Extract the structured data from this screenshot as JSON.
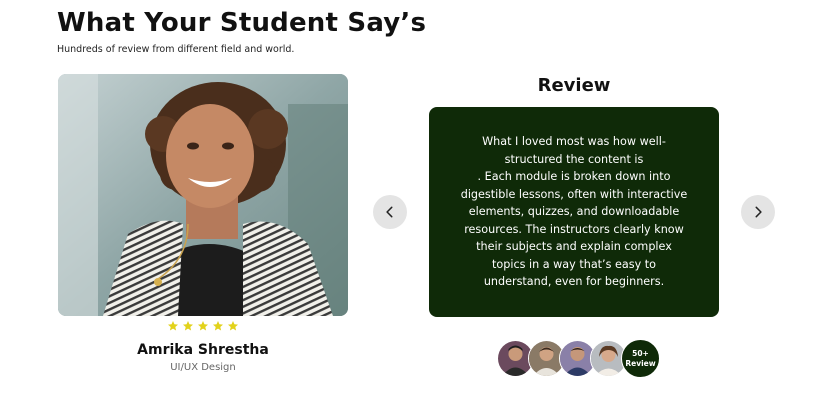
{
  "section": {
    "title": "What Your Student Say’s",
    "subtitle": "Hundreds of review from different field and world."
  },
  "testimonial": {
    "name": "Amrika Shrestha",
    "role": "UI/UX Design",
    "rating": 5,
    "max_rating": 5,
    "photo_icon": "portrait-photo"
  },
  "review": {
    "heading": "Review",
    "text": "What I loved most was how well-\nstructured the content is\n. Each module is broken down into\ndigestible lessons, often with interactive\nelements, quizzes, and downloadable\nresources. The instructors clearly know\ntheir subjects and explain complex\ntopics in a way that’s easy to\nunderstand, even for beginners."
  },
  "navigation": {
    "prev_icon": "chevron-left-icon",
    "next_icon": "chevron-right-icon"
  },
  "reviewers": {
    "count_number": "50+",
    "count_label": "Review"
  },
  "colors": {
    "card_background": "#0f2a08",
    "star": "#e2d21b",
    "nav_button": "#e4e4e4"
  }
}
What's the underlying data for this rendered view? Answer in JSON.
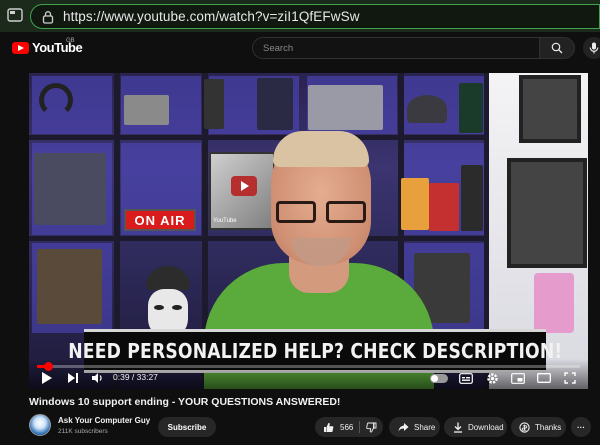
{
  "browser": {
    "url": "https://www.youtube.com/watch?v=ziI1QfEFwSw"
  },
  "header": {
    "logo_text": "YouTube",
    "region": "GB",
    "search_placeholder": "Search"
  },
  "video": {
    "on_air_sign": "ON AIR",
    "award_label": "YouTube",
    "banner": "NEED PERSONALIZED HELP?  CHECK DESCRIPTION!",
    "current_time": "0:39",
    "duration": "33:27",
    "time_display": "0:39 / 33:27",
    "progress_fraction": 0.0194,
    "accent_color": "#ff0000"
  },
  "info": {
    "title": "Windows 10 support ending - YOUR QUESTIONS ANSWERED!",
    "channel_name": "Ask Your Computer Guy",
    "subscribers": "211K subscribers",
    "subscribe_label": "Subscribe",
    "like_count": "566",
    "share_label": "Share",
    "download_label": "Download",
    "thanks_label": "Thanks",
    "more_label": "···"
  },
  "icons": {
    "tab": "tab-icon",
    "lock": "lock-icon",
    "search": "search-icon",
    "mic": "mic-icon",
    "play": "play-icon",
    "next": "next-icon",
    "volume": "volume-icon",
    "autoplay": "autoplay-toggle",
    "subtitles": "subtitles-icon",
    "settings": "gear-icon",
    "miniplayer": "miniplayer-icon",
    "theater": "theater-icon",
    "fullscreen": "fullscreen-icon",
    "like": "thumbs-up-icon",
    "dislike": "thumbs-down-icon",
    "share": "share-icon",
    "download": "download-icon",
    "thanks": "thanks-icon"
  }
}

■ ■ ■

### TASK INSTRUCTIONS
Select every line of the records holding the string "data".

### ANSWER TO THIS TASK
Extract the structured data from this screenshot as JSON.
What's the underlying data for this rendered view? Answer in JSON.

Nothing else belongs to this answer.